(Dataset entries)
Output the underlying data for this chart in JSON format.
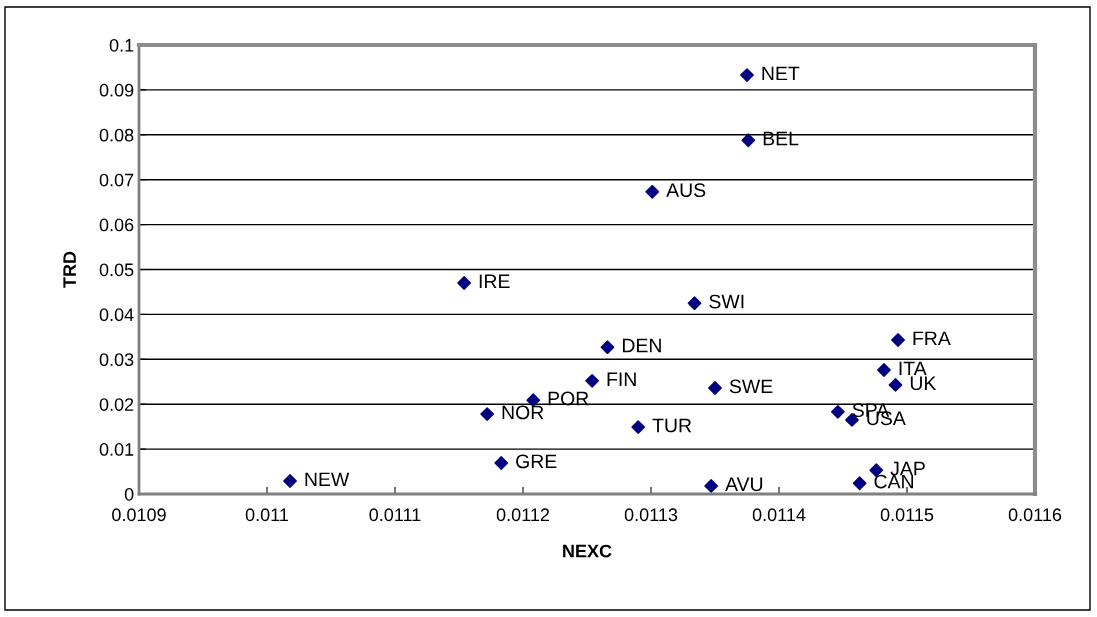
{
  "chart_data": {
    "type": "scatter",
    "xlabel": "NEXC",
    "ylabel": "TRD",
    "x": [
      0.011018,
      0.011154,
      0.011172,
      0.011183,
      0.011208,
      0.011254,
      0.011266,
      0.011301,
      0.01129,
      0.011334,
      0.011347,
      0.01135,
      0.011375,
      0.011376,
      0.011446,
      0.011457,
      0.011463,
      0.011476,
      0.011482,
      0.011491,
      0.011493
    ],
    "series": [
      {
        "color": "#000080",
        "values": [
          0.0029,
          0.047,
          0.0178,
          0.0069,
          0.0209,
          0.0252,
          0.0327,
          0.0673,
          0.0149,
          0.0425,
          0.0018,
          0.0236,
          0.0933,
          0.0788,
          0.0183,
          0.0165,
          0.0024,
          0.0053,
          0.0276,
          0.0243,
          0.0343
        ]
      }
    ],
    "annotations": [
      {
        "text": "NEW",
        "x": 0.011018,
        "y": 0.0029
      },
      {
        "text": "IRE",
        "x": 0.011154,
        "y": 0.047
      },
      {
        "text": "NOR",
        "x": 0.011172,
        "y": 0.0178
      },
      {
        "text": "GRE",
        "x": 0.011183,
        "y": 0.0069
      },
      {
        "text": "POR",
        "x": 0.011208,
        "y": 0.0209
      },
      {
        "text": "FIN",
        "x": 0.011254,
        "y": 0.0252
      },
      {
        "text": "DEN",
        "x": 0.011266,
        "y": 0.0327
      },
      {
        "text": "AUS",
        "x": 0.011301,
        "y": 0.0673
      },
      {
        "text": "TUR",
        "x": 0.01129,
        "y": 0.0149
      },
      {
        "text": "SWI",
        "x": 0.011334,
        "y": 0.0425
      },
      {
        "text": "AVU",
        "x": 0.011347,
        "y": 0.0018
      },
      {
        "text": "SWE",
        "x": 0.01135,
        "y": 0.0236
      },
      {
        "text": "NET",
        "x": 0.011375,
        "y": 0.0933
      },
      {
        "text": "BEL",
        "x": 0.011376,
        "y": 0.0788
      },
      {
        "text": "SPA",
        "x": 0.011446,
        "y": 0.0183
      },
      {
        "text": "USA",
        "x": 0.011457,
        "y": 0.0165
      },
      {
        "text": "CAN",
        "x": 0.011463,
        "y": 0.0024
      },
      {
        "text": "JAP",
        "x": 0.011476,
        "y": 0.0053
      },
      {
        "text": "ITA",
        "x": 0.011482,
        "y": 0.0276
      },
      {
        "text": "UK",
        "x": 0.011491,
        "y": 0.0243
      },
      {
        "text": "FRA",
        "x": 0.011493,
        "y": 0.0343
      }
    ],
    "xlim": [
      0.0109,
      0.0116
    ],
    "xticks": [
      0.0109,
      0.011,
      0.0111,
      0.0112,
      0.0113,
      0.0114,
      0.0115,
      0.0116
    ],
    "ylim": [
      0,
      0.1
    ],
    "yticks": [
      0,
      0.01,
      0.02,
      0.03,
      0.04,
      0.05,
      0.06,
      0.07,
      0.08,
      0.09,
      0.1
    ],
    "grid": "y",
    "marker": "diamond",
    "legend": false
  }
}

Written instruction: From the entries above, output every line exactly and omit any image.

Solution to this exercise:
Output the underlying data for this chart in JSON format.
{
  "chart_data": {
    "type": "scatter",
    "xlabel": "NEXC",
    "ylabel": "TRD",
    "x": [
      0.011018,
      0.011154,
      0.011172,
      0.011183,
      0.011208,
      0.011254,
      0.011266,
      0.011301,
      0.01129,
      0.011334,
      0.011347,
      0.01135,
      0.011375,
      0.011376,
      0.011446,
      0.011457,
      0.011463,
      0.011476,
      0.011482,
      0.011491,
      0.011493
    ],
    "series": [
      {
        "color": "#000080",
        "values": [
          0.0029,
          0.047,
          0.0178,
          0.0069,
          0.0209,
          0.0252,
          0.0327,
          0.0673,
          0.0149,
          0.0425,
          0.0018,
          0.0236,
          0.0933,
          0.0788,
          0.0183,
          0.0165,
          0.0024,
          0.0053,
          0.0276,
          0.0243,
          0.0343
        ]
      }
    ],
    "annotations": [
      {
        "text": "NEW",
        "x": 0.011018,
        "y": 0.0029
      },
      {
        "text": "IRE",
        "x": 0.011154,
        "y": 0.047
      },
      {
        "text": "NOR",
        "x": 0.011172,
        "y": 0.0178
      },
      {
        "text": "GRE",
        "x": 0.011183,
        "y": 0.0069
      },
      {
        "text": "POR",
        "x": 0.011208,
        "y": 0.0209
      },
      {
        "text": "FIN",
        "x": 0.011254,
        "y": 0.0252
      },
      {
        "text": "DEN",
        "x": 0.011266,
        "y": 0.0327
      },
      {
        "text": "AUS",
        "x": 0.011301,
        "y": 0.0673
      },
      {
        "text": "TUR",
        "x": 0.01129,
        "y": 0.0149
      },
      {
        "text": "SWI",
        "x": 0.011334,
        "y": 0.0425
      },
      {
        "text": "AVU",
        "x": 0.011347,
        "y": 0.0018
      },
      {
        "text": "SWE",
        "x": 0.01135,
        "y": 0.0236
      },
      {
        "text": "NET",
        "x": 0.011375,
        "y": 0.0933
      },
      {
        "text": "BEL",
        "x": 0.011376,
        "y": 0.0788
      },
      {
        "text": "SPA",
        "x": 0.011446,
        "y": 0.0183
      },
      {
        "text": "USA",
        "x": 0.011457,
        "y": 0.0165
      },
      {
        "text": "CAN",
        "x": 0.011463,
        "y": 0.0024
      },
      {
        "text": "JAP",
        "x": 0.011476,
        "y": 0.0053
      },
      {
        "text": "ITA",
        "x": 0.011482,
        "y": 0.0276
      },
      {
        "text": "UK",
        "x": 0.011491,
        "y": 0.0243
      },
      {
        "text": "FRA",
        "x": 0.011493,
        "y": 0.0343
      }
    ],
    "xlim": [
      0.0109,
      0.0116
    ],
    "xticks": [
      0.0109,
      0.011,
      0.0111,
      0.0112,
      0.0113,
      0.0114,
      0.0115,
      0.0116
    ],
    "ylim": [
      0,
      0.1
    ],
    "yticks": [
      0,
      0.01,
      0.02,
      0.03,
      0.04,
      0.05,
      0.06,
      0.07,
      0.08,
      0.09,
      0.1
    ],
    "grid": "y",
    "marker": "diamond",
    "legend": false
  }
}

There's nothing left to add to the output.